### The request
Type out the data exactly as given. Skip any image.
[begin The records]
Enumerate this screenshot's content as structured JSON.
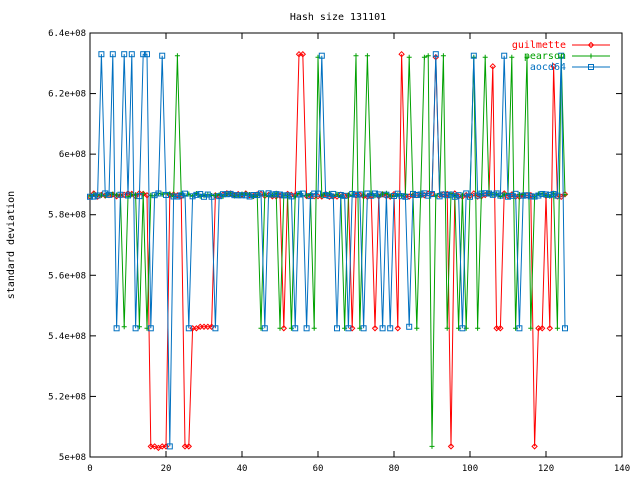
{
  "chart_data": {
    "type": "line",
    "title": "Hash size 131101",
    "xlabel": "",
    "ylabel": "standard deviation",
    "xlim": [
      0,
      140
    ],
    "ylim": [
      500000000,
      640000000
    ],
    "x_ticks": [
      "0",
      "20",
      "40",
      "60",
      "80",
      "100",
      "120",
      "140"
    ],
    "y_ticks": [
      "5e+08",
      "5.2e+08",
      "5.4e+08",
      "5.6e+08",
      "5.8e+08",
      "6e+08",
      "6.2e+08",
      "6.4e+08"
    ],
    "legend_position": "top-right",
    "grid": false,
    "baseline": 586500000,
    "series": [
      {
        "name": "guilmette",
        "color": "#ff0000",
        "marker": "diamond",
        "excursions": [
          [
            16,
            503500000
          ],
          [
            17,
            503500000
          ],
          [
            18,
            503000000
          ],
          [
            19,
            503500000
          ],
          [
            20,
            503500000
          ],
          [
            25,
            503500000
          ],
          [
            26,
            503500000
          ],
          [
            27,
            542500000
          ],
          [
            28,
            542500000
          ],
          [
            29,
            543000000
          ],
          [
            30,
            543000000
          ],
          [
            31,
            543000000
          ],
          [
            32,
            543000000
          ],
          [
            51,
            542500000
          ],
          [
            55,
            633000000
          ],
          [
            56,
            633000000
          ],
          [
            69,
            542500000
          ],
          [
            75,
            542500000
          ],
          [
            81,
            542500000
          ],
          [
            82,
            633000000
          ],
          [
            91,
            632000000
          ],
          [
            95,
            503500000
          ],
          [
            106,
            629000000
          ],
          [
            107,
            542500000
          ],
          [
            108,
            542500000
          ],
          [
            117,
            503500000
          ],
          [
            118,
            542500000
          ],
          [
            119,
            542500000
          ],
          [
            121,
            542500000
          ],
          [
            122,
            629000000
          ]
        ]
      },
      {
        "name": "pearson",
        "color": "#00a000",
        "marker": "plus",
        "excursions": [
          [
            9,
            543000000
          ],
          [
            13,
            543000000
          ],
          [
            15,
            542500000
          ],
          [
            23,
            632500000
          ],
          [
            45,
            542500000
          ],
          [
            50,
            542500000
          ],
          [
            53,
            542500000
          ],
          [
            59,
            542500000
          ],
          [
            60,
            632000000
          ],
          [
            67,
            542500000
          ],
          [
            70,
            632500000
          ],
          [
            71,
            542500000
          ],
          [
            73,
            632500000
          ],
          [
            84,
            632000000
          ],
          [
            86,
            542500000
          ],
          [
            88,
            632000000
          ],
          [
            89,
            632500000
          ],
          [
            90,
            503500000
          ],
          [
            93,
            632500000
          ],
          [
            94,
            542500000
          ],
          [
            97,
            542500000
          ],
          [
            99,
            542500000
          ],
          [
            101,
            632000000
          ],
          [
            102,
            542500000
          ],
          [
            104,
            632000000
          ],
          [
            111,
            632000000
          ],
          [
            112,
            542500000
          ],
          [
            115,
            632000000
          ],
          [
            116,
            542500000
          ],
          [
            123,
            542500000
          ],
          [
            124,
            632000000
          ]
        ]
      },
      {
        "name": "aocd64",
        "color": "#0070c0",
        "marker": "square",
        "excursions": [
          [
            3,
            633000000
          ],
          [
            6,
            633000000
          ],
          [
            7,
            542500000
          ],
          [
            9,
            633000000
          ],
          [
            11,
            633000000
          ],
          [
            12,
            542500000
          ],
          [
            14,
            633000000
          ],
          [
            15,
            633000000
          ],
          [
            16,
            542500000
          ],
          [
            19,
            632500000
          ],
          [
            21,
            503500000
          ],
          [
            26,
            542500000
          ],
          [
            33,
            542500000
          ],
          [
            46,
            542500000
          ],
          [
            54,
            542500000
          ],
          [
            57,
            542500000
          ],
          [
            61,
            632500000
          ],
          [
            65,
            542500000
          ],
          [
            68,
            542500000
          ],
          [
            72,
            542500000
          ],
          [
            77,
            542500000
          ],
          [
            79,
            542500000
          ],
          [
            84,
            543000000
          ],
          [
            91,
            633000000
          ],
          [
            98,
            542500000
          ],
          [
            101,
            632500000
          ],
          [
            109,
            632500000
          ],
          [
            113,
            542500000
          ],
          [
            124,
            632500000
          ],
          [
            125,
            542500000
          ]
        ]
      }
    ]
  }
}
[end The records]
### Task solution
Enumerate this screenshot's content as structured JSON.
{
  "chart_data": {
    "type": "line",
    "title": "Hash size 131101",
    "xlabel": "",
    "ylabel": "standard deviation",
    "xlim": [
      0,
      140
    ],
    "ylim": [
      500000000,
      640000000
    ],
    "x_ticks": [
      "0",
      "20",
      "40",
      "60",
      "80",
      "100",
      "120",
      "140"
    ],
    "y_ticks": [
      "5e+08",
      "5.2e+08",
      "5.4e+08",
      "5.6e+08",
      "5.8e+08",
      "6e+08",
      "6.2e+08",
      "6.4e+08"
    ],
    "legend_position": "top-right",
    "grid": false,
    "baseline": 586500000,
    "series": [
      {
        "name": "guilmette",
        "color": "#ff0000",
        "marker": "diamond",
        "excursions": [
          [
            16,
            503500000
          ],
          [
            17,
            503500000
          ],
          [
            18,
            503000000
          ],
          [
            19,
            503500000
          ],
          [
            20,
            503500000
          ],
          [
            25,
            503500000
          ],
          [
            26,
            503500000
          ],
          [
            27,
            542500000
          ],
          [
            28,
            542500000
          ],
          [
            29,
            543000000
          ],
          [
            30,
            543000000
          ],
          [
            31,
            543000000
          ],
          [
            32,
            543000000
          ],
          [
            51,
            542500000
          ],
          [
            55,
            633000000
          ],
          [
            56,
            633000000
          ],
          [
            69,
            542500000
          ],
          [
            75,
            542500000
          ],
          [
            81,
            542500000
          ],
          [
            82,
            633000000
          ],
          [
            91,
            632000000
          ],
          [
            95,
            503500000
          ],
          [
            106,
            629000000
          ],
          [
            107,
            542500000
          ],
          [
            108,
            542500000
          ],
          [
            117,
            503500000
          ],
          [
            118,
            542500000
          ],
          [
            119,
            542500000
          ],
          [
            121,
            542500000
          ],
          [
            122,
            629000000
          ]
        ]
      },
      {
        "name": "pearson",
        "color": "#00a000",
        "marker": "plus",
        "excursions": [
          [
            9,
            543000000
          ],
          [
            13,
            543000000
          ],
          [
            15,
            542500000
          ],
          [
            23,
            632500000
          ],
          [
            45,
            542500000
          ],
          [
            50,
            542500000
          ],
          [
            53,
            542500000
          ],
          [
            59,
            542500000
          ],
          [
            60,
            632000000
          ],
          [
            67,
            542500000
          ],
          [
            70,
            632500000
          ],
          [
            71,
            542500000
          ],
          [
            73,
            632500000
          ],
          [
            84,
            632000000
          ],
          [
            86,
            542500000
          ],
          [
            88,
            632000000
          ],
          [
            89,
            632500000
          ],
          [
            90,
            503500000
          ],
          [
            93,
            632500000
          ],
          [
            94,
            542500000
          ],
          [
            97,
            542500000
          ],
          [
            99,
            542500000
          ],
          [
            101,
            632000000
          ],
          [
            102,
            542500000
          ],
          [
            104,
            632000000
          ],
          [
            111,
            632000000
          ],
          [
            112,
            542500000
          ],
          [
            115,
            632000000
          ],
          [
            116,
            542500000
          ],
          [
            123,
            542500000
          ],
          [
            124,
            632000000
          ]
        ]
      },
      {
        "name": "aocd64",
        "color": "#0070c0",
        "marker": "square",
        "excursions": [
          [
            3,
            633000000
          ],
          [
            6,
            633000000
          ],
          [
            7,
            542500000
          ],
          [
            9,
            633000000
          ],
          [
            11,
            633000000
          ],
          [
            12,
            542500000
          ],
          [
            14,
            633000000
          ],
          [
            15,
            633000000
          ],
          [
            16,
            542500000
          ],
          [
            19,
            632500000
          ],
          [
            21,
            503500000
          ],
          [
            26,
            542500000
          ],
          [
            33,
            542500000
          ],
          [
            46,
            542500000
          ],
          [
            54,
            542500000
          ],
          [
            57,
            542500000
          ],
          [
            61,
            632500000
          ],
          [
            65,
            542500000
          ],
          [
            68,
            542500000
          ],
          [
            72,
            542500000
          ],
          [
            77,
            542500000
          ],
          [
            79,
            542500000
          ],
          [
            84,
            543000000
          ],
          [
            91,
            633000000
          ],
          [
            98,
            542500000
          ],
          [
            101,
            632500000
          ],
          [
            109,
            632500000
          ],
          [
            113,
            542500000
          ],
          [
            124,
            632500000
          ],
          [
            125,
            542500000
          ]
        ]
      }
    ]
  }
}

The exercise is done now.